##### MATERIAL #####

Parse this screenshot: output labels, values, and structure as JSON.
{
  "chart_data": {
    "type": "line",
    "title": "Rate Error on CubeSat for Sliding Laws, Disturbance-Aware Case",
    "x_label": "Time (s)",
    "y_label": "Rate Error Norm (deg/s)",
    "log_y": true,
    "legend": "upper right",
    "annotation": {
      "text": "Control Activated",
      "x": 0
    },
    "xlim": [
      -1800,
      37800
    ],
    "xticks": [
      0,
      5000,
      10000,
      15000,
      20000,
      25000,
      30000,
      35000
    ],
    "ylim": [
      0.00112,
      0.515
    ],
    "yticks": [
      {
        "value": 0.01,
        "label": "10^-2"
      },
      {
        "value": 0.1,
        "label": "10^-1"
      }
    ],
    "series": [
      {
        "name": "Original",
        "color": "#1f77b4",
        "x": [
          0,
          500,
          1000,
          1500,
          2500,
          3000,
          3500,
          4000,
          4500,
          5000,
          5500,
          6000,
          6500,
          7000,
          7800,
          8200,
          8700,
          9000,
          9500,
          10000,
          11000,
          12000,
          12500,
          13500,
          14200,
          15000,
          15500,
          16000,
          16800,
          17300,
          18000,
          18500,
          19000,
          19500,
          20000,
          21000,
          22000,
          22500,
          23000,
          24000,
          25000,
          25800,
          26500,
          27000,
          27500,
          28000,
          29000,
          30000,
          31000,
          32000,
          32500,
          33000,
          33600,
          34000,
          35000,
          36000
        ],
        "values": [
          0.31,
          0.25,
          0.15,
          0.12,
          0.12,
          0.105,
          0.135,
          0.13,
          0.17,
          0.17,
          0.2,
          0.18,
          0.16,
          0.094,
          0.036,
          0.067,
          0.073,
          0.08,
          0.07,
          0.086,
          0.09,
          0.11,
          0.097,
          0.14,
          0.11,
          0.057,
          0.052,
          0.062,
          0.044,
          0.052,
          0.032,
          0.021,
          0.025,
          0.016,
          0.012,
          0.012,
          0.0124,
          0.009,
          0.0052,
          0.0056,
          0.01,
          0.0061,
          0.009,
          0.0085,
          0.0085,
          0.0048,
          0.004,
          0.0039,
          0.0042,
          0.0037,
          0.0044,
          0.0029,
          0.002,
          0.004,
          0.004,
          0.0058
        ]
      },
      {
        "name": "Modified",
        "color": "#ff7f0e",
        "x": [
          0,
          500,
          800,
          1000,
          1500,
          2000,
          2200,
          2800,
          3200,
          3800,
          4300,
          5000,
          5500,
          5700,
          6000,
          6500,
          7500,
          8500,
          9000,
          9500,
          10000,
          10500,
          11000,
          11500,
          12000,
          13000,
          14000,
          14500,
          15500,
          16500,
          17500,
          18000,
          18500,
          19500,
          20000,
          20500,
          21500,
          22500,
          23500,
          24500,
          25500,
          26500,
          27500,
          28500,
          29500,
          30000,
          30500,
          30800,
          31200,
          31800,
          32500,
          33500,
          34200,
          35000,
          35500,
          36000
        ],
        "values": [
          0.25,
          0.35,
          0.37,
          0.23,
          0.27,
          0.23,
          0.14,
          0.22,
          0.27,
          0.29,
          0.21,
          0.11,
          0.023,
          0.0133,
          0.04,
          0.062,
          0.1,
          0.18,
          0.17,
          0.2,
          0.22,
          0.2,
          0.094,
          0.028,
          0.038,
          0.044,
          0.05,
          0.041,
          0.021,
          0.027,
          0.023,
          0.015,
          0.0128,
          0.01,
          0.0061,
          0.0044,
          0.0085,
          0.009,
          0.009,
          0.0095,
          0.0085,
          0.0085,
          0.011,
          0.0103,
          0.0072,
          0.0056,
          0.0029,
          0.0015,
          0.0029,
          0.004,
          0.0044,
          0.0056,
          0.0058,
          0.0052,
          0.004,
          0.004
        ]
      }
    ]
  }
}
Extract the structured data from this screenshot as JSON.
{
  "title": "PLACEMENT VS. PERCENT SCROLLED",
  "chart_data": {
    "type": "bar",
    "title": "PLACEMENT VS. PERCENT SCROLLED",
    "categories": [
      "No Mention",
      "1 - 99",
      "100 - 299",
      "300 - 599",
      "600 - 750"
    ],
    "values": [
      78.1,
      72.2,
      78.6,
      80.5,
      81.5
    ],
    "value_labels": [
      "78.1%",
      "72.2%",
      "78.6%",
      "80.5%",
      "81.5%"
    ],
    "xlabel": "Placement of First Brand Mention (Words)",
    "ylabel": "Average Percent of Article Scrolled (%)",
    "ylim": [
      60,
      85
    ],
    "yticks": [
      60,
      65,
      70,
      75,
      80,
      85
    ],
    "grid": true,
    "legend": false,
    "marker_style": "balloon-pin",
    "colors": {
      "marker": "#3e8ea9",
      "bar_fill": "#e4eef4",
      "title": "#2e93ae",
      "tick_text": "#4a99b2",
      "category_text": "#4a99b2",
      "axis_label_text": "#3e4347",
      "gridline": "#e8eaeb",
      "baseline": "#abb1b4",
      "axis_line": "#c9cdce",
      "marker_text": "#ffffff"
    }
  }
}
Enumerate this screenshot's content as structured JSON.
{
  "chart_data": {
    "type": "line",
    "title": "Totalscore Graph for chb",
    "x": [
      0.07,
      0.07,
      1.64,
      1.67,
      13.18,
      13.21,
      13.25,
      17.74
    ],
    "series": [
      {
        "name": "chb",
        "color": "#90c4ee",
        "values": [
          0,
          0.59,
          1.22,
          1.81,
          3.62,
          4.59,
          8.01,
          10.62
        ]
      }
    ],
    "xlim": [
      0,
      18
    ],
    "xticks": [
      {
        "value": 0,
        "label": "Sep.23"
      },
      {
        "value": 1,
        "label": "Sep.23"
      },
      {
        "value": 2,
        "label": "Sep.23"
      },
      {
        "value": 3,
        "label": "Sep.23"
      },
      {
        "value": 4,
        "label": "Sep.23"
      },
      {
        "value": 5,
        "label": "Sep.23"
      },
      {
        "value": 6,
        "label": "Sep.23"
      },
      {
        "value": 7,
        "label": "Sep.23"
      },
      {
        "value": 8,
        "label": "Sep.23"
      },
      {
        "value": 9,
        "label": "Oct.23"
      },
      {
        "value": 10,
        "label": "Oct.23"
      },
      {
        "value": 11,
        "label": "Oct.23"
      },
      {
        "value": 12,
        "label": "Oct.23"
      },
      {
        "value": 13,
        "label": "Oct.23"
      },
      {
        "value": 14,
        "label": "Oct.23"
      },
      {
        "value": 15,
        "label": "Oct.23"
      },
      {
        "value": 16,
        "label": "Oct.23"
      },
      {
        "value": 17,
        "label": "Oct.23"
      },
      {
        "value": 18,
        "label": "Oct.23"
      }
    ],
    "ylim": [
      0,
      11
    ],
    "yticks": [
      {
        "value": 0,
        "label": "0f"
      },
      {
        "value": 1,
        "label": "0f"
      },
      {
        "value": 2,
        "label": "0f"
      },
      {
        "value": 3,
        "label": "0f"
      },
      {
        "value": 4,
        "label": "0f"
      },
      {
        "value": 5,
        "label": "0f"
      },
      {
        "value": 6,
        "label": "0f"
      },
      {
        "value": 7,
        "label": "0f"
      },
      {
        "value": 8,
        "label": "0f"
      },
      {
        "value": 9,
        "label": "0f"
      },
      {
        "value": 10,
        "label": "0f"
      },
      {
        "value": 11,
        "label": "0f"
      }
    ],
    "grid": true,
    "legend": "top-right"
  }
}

#####

YOUR INSTRUCTIONS
Report the number of lines above that contain the word "structured", and only that number.

WRITTEN SOLUTION
2